**Source document:**
——————————

= Alfred Grace =

English medic, cricketer and horseman (1840–1916)

Alfred Grace (born Downend 17 May 1840, died Bristol 24 May 1916) (Note: Cricinfo gives spurious birth and death dates of 10 March 1866 and 16 September 1929. Multiple sources (some cited here) make clear that Alfred died less than a year after WG Grace. It seems Cricinfo may be referring to Alfred Henry Grace, Alfred Grace's nephew.) was an English medic and noted horseman. He was also a cricketer, one of the Grace family, a famous family of cricketers.

== Cricket ==
Alfred was one of the five Grace brothers, all of whom played cricket: his younger brothers EM Grace, WG Grace and Fred Grace all played in the first-ever Test match in 1880. All five boys were doctors like their father, but the eldest (Henry) and Alfred "took it more seriously than the others". Donald Trelford notes that "although Alfred was the least talented at cricket, he scored several centuries at club level."

Wisdens assessment of Grace's skills was pithy, summing him up as "a very useful cricketer" who didn't ever appear at Lord's. It found space to mention his "usual post" in the field was "long stop", before adding "as a player, he at no time ranked with his brothers". The British Medical Journal noted that Alfred's renown was less than his brothers', but that he played cricket "fairly", an apparent reference to controversies that surrounded WG Grace.

==Horsemanship==
Grace's passion and skill as a horseman led him to a passion for hunting, at which he was "famous for his flair and daring", including a claim that he once jumped a stream that was 30 feet wide, and that he didn't have to buy a hunting horse for 30 years, as friends would give him horses they found difficult. As such, it appears he was known as "the hunting doctor". His skill was such that in 1872, Baily's Magazine of Sports and Pastimes described him as "decidedly one of the best men to hounds in England". He "was a brilliant horseman", according to Trelford.

——————————

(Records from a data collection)
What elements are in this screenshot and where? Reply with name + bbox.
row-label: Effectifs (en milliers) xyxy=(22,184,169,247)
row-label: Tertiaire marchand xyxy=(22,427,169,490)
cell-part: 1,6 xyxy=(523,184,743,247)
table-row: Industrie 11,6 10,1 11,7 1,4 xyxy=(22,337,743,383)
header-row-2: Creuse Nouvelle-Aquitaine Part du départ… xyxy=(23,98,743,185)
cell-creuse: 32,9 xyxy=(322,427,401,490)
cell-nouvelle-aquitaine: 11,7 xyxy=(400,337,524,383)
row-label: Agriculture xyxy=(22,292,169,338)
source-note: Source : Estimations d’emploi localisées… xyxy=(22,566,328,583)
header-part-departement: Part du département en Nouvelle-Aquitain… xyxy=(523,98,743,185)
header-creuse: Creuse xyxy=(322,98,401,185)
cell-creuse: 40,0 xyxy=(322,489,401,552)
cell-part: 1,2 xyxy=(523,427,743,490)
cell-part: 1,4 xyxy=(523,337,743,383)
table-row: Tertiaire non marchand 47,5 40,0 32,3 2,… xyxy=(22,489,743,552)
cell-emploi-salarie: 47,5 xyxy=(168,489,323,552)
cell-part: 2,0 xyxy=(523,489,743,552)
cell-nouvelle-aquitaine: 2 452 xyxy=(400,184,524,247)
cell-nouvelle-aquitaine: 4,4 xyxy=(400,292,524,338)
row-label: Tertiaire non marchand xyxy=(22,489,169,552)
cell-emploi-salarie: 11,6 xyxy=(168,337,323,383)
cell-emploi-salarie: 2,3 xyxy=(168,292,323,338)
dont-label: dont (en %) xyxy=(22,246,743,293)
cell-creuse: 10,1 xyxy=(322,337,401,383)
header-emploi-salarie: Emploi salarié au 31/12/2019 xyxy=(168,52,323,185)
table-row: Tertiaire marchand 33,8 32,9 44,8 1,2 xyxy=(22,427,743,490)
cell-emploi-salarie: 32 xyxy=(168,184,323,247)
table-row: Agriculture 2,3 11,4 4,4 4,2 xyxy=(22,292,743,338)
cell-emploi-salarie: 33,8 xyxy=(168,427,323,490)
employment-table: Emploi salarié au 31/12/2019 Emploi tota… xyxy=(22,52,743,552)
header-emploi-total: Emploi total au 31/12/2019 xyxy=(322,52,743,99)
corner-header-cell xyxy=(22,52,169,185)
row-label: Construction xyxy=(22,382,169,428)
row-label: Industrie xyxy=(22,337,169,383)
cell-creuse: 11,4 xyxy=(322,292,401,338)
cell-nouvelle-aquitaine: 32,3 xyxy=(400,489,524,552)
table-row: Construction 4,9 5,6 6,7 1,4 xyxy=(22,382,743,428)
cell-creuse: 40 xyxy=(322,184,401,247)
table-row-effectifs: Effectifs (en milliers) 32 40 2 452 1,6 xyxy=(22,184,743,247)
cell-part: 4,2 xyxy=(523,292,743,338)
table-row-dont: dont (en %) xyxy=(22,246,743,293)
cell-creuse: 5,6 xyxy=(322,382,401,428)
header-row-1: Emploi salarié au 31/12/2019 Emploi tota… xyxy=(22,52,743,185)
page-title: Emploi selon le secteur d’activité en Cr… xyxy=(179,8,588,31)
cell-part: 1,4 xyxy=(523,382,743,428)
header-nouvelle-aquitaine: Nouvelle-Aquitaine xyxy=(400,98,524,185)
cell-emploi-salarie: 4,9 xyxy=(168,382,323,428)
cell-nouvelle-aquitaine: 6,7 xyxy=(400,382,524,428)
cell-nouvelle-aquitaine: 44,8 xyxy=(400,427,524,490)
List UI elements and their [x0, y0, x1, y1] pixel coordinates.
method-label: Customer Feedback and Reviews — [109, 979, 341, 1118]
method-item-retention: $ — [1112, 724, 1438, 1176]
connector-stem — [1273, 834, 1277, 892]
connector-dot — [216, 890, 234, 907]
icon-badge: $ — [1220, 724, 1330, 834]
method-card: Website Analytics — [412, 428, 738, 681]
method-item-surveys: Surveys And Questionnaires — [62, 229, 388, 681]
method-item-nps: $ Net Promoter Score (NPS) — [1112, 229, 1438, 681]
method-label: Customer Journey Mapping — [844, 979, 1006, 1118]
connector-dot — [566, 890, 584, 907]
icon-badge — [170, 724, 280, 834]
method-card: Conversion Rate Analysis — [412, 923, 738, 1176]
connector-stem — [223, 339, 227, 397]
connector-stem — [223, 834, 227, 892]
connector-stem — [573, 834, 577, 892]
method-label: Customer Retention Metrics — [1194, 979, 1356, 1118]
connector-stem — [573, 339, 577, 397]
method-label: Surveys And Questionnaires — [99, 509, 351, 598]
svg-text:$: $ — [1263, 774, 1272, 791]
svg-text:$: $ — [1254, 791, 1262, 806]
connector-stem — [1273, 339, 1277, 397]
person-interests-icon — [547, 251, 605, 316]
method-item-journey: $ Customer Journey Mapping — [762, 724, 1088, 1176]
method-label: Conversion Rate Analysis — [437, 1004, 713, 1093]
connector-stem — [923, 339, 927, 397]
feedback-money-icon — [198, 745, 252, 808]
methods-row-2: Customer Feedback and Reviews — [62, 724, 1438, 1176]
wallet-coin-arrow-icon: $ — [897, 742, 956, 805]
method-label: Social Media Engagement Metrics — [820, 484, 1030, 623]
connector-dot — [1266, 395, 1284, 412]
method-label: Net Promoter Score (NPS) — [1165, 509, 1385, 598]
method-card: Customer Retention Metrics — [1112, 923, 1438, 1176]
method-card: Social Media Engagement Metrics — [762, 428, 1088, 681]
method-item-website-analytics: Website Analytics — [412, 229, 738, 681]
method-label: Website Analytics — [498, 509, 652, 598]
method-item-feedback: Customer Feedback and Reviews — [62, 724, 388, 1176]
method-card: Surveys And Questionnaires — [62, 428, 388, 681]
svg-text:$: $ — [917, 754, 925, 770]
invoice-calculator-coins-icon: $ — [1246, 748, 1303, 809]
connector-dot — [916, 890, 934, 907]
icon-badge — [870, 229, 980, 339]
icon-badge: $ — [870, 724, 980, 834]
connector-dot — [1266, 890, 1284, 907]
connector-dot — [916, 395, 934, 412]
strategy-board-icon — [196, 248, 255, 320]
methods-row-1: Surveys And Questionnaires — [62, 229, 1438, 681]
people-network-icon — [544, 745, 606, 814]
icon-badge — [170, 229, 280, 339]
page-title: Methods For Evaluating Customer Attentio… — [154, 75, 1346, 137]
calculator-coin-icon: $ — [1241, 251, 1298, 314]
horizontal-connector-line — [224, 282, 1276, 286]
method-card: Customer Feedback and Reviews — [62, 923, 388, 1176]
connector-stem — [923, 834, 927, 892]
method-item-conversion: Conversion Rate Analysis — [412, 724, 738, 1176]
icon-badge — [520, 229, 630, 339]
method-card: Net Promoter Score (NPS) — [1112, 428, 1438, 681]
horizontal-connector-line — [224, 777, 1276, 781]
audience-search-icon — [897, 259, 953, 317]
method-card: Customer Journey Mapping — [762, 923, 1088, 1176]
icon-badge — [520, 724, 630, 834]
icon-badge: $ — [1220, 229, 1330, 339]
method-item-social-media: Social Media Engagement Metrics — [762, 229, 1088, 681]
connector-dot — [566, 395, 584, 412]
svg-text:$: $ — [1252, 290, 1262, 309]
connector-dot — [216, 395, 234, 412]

——————————

**Exercises to complete:**
1) According to the Alfred Grace biography, what did Wisden identify as his usual position in the field?
2) Continue the biography of Alfred Grace from where it stops.

**Your responses:**
1) Long stop.

2)
==Medical career==
The British Medical Journals obituary of Alfred noted that he survived his younger (and hugely famous) brother WG, noted the highlights of his medical career. Alfred studied in Bristol and received MRCS in 1863 and Licenciate of the Society of Apothecaries (LSA) in 1864. He was a member of the British Medical Association and was Surgeon Lieutenant Colonel of the Royal Gloucestershire Hussars Yeoman Cavalry.

Grace's medical career was based around Chipping Sodbury. It was a busy practice, and "he attended to one hundred and fifty confinements [births] a year". As well as his military appointment, other sinecures he achieved included appointments to the local workhouse, factories, collieries and as a vaccinator. He also enjoyed boxing. During his practice, he noticed apparent benefits of dosing women who were suffering from seizures during labour with morphine, and wrote a letter about his findings, published in The British Medical Journal in 1889.

==Personal life==
Of the five Grace brothers, his lifespan (75 years) was the longest; this despite him being the only one who smoked.

Alfred had at least two sons, one of whom (Gerald) was also a doctor. The other was also a doctor, Dr Alfred Henry Grace, who like many of his family played cricket for Gloucestershire.